[begin WORKING DATA]

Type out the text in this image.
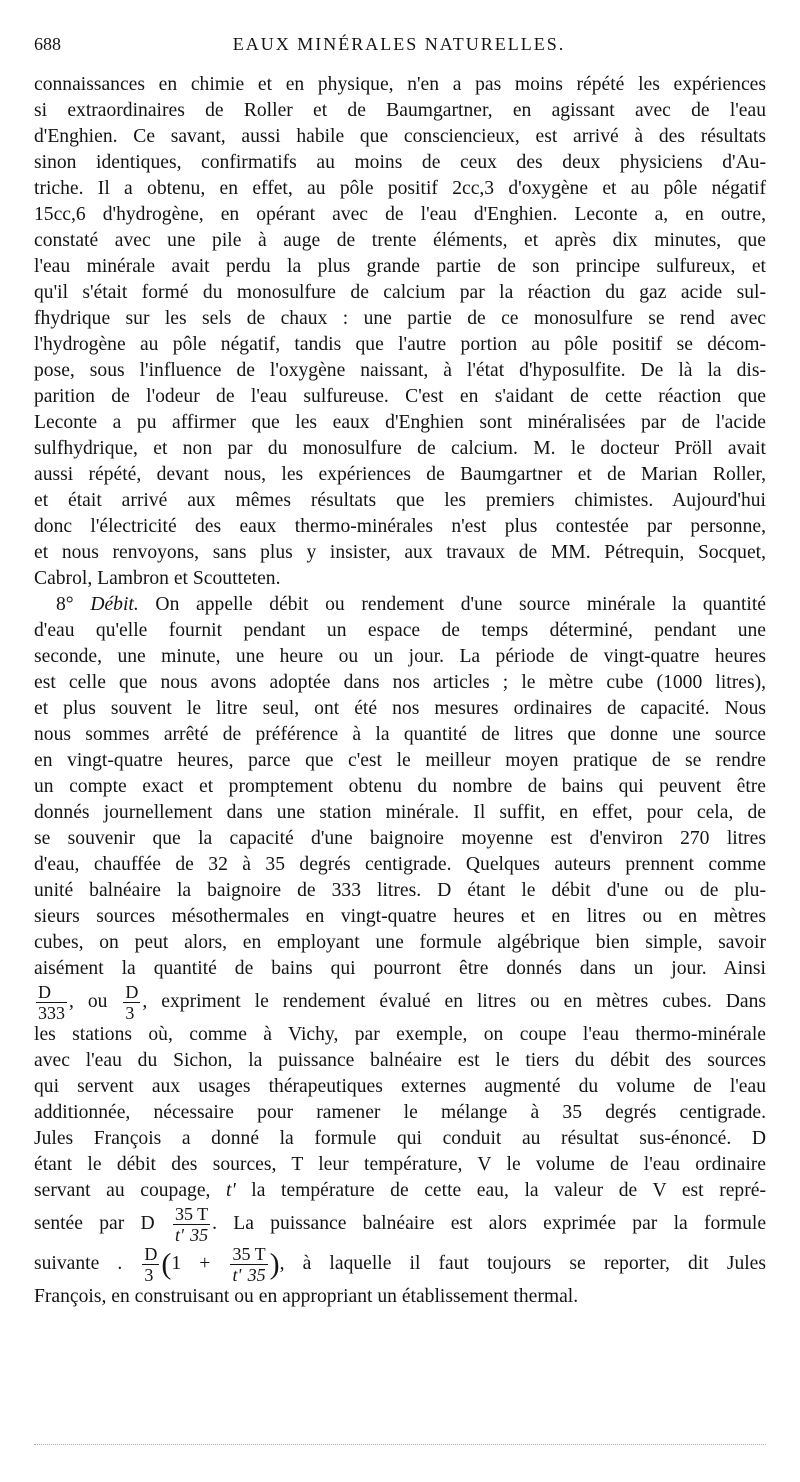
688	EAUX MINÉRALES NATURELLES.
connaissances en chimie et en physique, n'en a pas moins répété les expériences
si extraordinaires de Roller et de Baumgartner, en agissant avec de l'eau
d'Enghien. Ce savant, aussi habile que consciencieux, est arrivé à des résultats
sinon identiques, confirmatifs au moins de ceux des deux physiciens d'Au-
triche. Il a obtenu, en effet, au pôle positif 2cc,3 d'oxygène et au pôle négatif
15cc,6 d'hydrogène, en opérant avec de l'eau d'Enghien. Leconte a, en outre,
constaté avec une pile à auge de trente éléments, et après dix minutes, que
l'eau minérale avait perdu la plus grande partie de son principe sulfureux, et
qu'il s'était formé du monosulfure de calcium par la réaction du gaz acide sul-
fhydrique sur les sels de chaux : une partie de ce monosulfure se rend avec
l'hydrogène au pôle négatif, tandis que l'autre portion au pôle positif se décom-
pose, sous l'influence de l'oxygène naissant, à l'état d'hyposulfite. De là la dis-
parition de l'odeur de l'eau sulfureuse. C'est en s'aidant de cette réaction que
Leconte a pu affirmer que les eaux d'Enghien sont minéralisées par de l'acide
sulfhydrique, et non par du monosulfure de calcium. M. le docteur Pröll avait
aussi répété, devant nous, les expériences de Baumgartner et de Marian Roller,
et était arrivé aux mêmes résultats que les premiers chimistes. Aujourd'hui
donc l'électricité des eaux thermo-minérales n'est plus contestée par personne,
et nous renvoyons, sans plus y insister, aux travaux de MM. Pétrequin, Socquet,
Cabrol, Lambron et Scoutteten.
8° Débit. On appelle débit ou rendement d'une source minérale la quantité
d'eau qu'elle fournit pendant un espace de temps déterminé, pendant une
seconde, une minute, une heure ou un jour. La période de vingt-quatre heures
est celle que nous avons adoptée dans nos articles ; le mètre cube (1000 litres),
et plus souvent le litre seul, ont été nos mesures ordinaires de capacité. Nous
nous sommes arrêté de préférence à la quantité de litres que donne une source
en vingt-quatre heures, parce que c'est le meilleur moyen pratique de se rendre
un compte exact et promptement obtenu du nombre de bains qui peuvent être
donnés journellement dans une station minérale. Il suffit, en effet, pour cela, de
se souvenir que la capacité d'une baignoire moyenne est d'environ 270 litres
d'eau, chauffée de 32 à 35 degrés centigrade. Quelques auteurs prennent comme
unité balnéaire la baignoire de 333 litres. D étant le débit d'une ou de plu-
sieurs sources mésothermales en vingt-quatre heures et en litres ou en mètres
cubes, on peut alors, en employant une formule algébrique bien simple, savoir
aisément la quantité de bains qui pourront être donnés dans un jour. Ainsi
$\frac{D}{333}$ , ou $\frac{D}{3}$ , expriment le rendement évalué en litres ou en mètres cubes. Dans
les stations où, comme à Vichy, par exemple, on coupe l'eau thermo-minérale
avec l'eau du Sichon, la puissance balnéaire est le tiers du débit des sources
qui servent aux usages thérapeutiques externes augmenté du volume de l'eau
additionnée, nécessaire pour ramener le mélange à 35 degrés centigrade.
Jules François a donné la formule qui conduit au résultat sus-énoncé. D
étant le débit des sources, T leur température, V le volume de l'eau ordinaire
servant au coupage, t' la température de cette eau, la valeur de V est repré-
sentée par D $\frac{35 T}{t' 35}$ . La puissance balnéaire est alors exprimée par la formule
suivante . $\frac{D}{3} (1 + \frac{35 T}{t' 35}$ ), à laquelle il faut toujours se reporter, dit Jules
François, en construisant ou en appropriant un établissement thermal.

[end WORKING DATA]
[begin WORKING DATA]

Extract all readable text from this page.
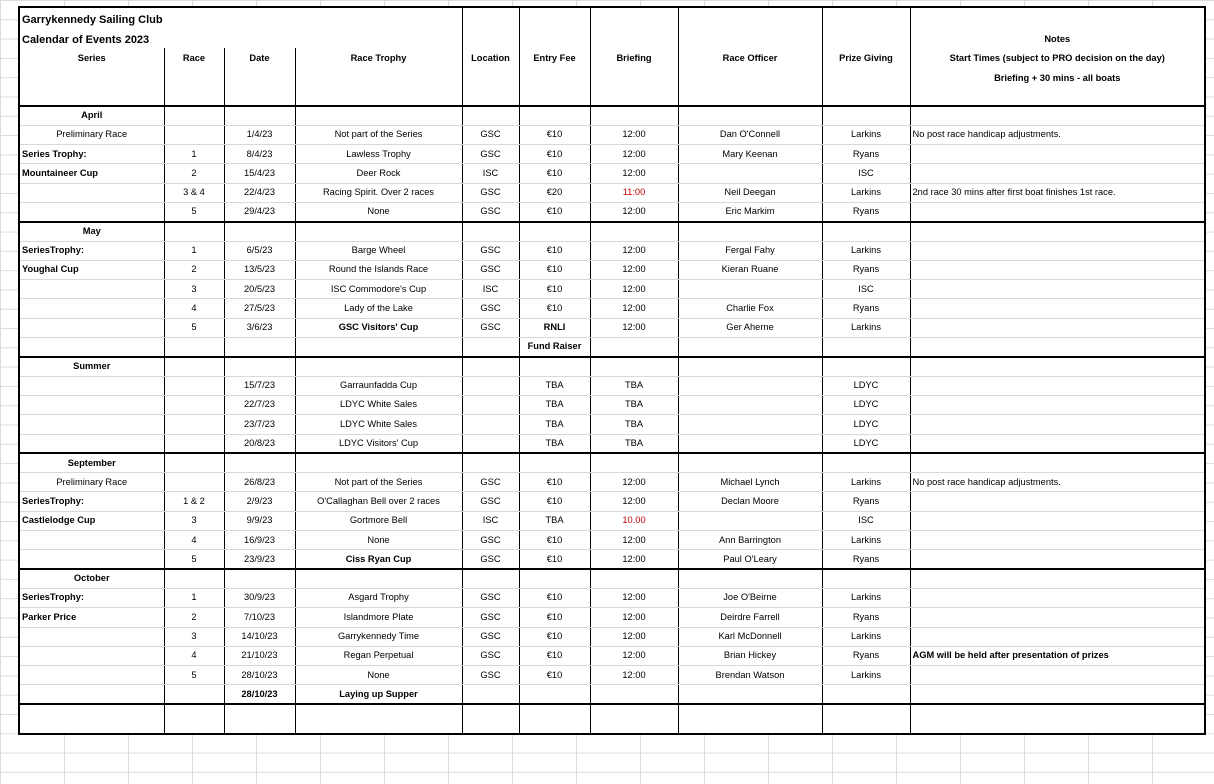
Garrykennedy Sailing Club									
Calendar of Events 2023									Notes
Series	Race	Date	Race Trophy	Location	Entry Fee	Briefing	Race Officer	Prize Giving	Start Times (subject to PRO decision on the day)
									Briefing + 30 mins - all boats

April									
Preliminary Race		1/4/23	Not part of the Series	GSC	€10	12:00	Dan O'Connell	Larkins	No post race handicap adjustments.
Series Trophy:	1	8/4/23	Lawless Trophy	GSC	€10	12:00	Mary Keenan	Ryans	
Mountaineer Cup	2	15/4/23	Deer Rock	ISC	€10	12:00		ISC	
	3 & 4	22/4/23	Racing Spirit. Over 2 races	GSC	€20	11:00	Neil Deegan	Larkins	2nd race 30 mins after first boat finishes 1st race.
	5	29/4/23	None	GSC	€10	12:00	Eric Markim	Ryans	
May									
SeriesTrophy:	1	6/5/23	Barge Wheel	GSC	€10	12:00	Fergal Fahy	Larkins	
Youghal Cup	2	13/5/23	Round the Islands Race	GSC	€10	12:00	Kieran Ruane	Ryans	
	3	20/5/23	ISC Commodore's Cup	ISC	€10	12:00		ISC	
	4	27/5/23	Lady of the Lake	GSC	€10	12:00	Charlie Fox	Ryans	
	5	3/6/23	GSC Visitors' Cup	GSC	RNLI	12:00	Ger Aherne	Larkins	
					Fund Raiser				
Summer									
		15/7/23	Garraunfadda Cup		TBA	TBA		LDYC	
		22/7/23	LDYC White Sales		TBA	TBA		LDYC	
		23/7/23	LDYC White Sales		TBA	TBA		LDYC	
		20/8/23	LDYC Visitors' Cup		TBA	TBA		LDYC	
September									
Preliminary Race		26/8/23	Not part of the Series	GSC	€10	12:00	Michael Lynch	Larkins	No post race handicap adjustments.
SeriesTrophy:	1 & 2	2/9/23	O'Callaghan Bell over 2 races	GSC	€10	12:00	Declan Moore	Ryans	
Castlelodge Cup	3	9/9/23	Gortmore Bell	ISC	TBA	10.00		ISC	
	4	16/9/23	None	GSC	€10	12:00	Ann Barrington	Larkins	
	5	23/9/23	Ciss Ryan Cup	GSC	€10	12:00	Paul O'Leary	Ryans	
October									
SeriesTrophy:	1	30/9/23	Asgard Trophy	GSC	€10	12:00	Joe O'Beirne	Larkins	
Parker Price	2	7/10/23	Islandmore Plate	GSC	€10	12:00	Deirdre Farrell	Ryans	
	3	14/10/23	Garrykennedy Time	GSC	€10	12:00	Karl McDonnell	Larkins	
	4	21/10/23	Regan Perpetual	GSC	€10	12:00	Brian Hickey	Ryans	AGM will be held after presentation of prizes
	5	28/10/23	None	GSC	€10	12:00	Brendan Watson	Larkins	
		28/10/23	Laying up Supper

[end WORKING DATA]

*OBJECTIVE*
Only the number is wanted: how many lines above include the word "White"?

*SOLVED EXERCISE*
2